[START Task material]
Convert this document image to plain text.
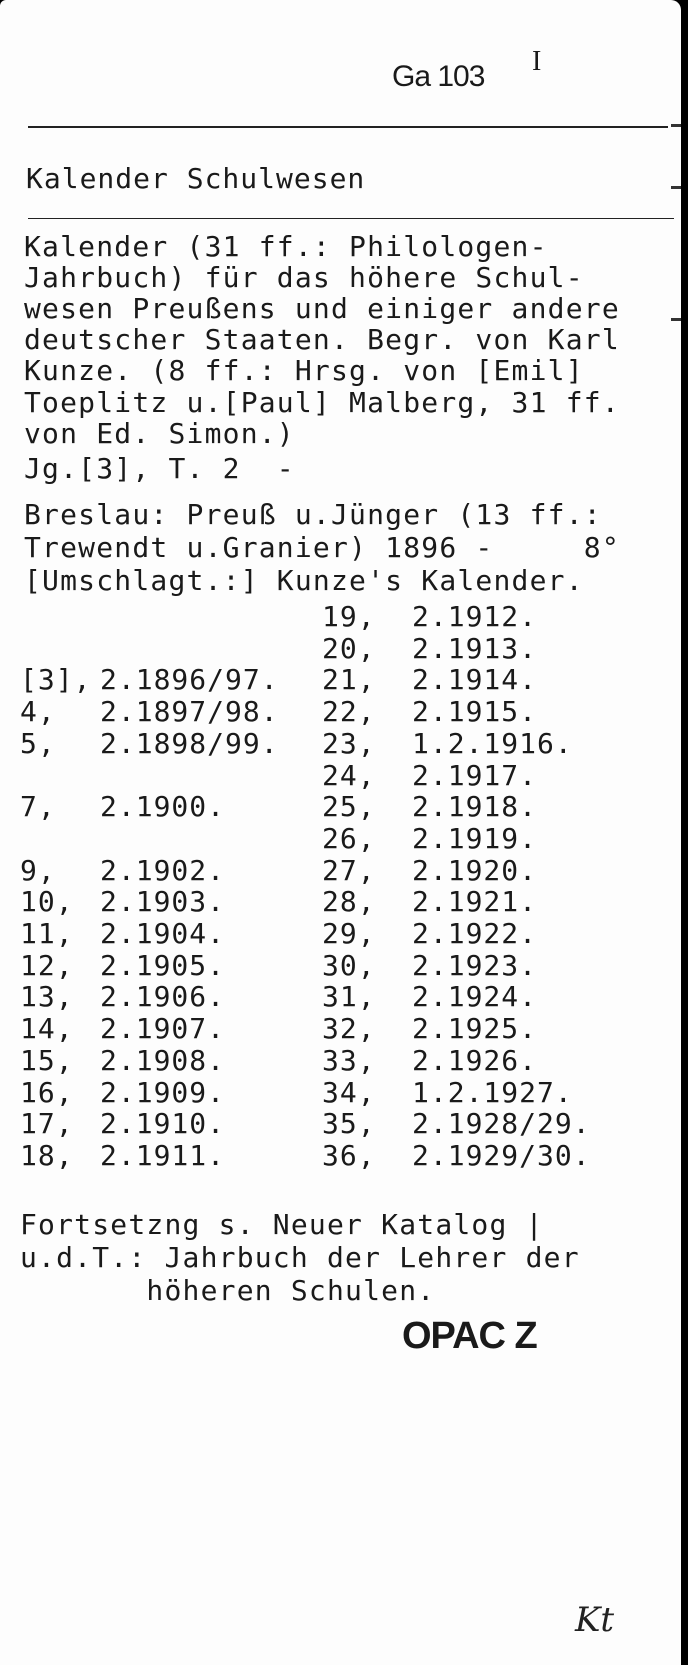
Ga 103 I
Kalender Schulwesen
Kalender (31 ff.: Philologen-
Jahrbuch) für das höhere Schul-
wesen Preußens und einiger andere
deutscher Staaten. Begr. von Karl
Kunze. (8 ff.: Hrsg. von [Emil]
Toeplitz u.[Paul] Malberg, 31 ff.
von Ed. Simon.)
Jg.[3], T. 2  -
Breslau: Preuß u.Jünger (13 ff.:
Trewendt u.Granier) 1896 -     8°
[Umschlagt.:] Kunze's Kalender.
[3], 2.1896/97.
4, 2.1897/98.
5, 2.1898/99.
7, 2.1900.
9, 2.1902.
10, 2.1903.
11, 2.1904.
12, 2.1905.
13, 2.1906.
14, 2.1907.
15, 2.1908.
16, 2.1909.
17, 2.1910.
18, 2.1911.
19, 2.1912.
20, 2.1913.
21, 2.1914.
22, 2.1915.
23, 1.2.1916.
24, 2.1917.
25, 2.1918.
26, 2.1919.
27, 2.1920.
28, 2.1921.
29, 2.1922.
30, 2.1923.
31, 2.1924.
32, 2.1925.
33, 2.1926.
34, 1.2.1927.
35, 2.1928/29.
36, 2.1929/30.
Fortsetzng s. Neuer Katalog |
u.d.T.: Jahrbuch der Lehrer der
höheren Schulen.
OPAC Z
Kt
[END Task material]
■ Task requirements
Repeat the material exactly as it reads, without any of its pictures.

■ Correct output
Convert this document image to plain text.
Ga 103 I
Kalender Schulwesen
Kalender (31 ff.: Philologen-
Jahrbuch) für das höhere Schul-
wesen Preußens und einiger andere
deutscher Staaten. Begr. von Karl
Kunze. (8 ff.: Hrsg. von [Emil]
Toeplitz u.[Paul] Malberg, 31 ff.
von Ed. Simon.)
Jg.[3], T. 2  -
Breslau: Preuß u.Jünger (13 ff.:
Trewendt u.Granier) 1896 -     8°
[Umschlagt.:] Kunze's Kalender.
[3], 2.1896/97.
4, 2.1897/98.
5, 2.1898/99.
7, 2.1900.
9, 2.1902.
10, 2.1903.
11, 2.1904.
12, 2.1905.
13, 2.1906.
14, 2.1907.
15, 2.1908.
16, 2.1909.
17, 2.1910.
18, 2.1911.
19, 2.1912.
20, 2.1913.
21, 2.1914.
22, 2.1915.
23, 1.2.1916.
24, 2.1917.
25, 2.1918.
26, 2.1919.
27, 2.1920.
28, 2.1921.
29, 2.1922.
30, 2.1923.
31, 2.1924.
32, 2.1925.
33, 2.1926.
34, 1.2.1927.
35, 2.1928/29.
36, 2.1929/30.
Fortsetzng s. Neuer Katalog |
u.d.T.: Jahrbuch der Lehrer der
höheren Schulen.
OPAC Z
Kt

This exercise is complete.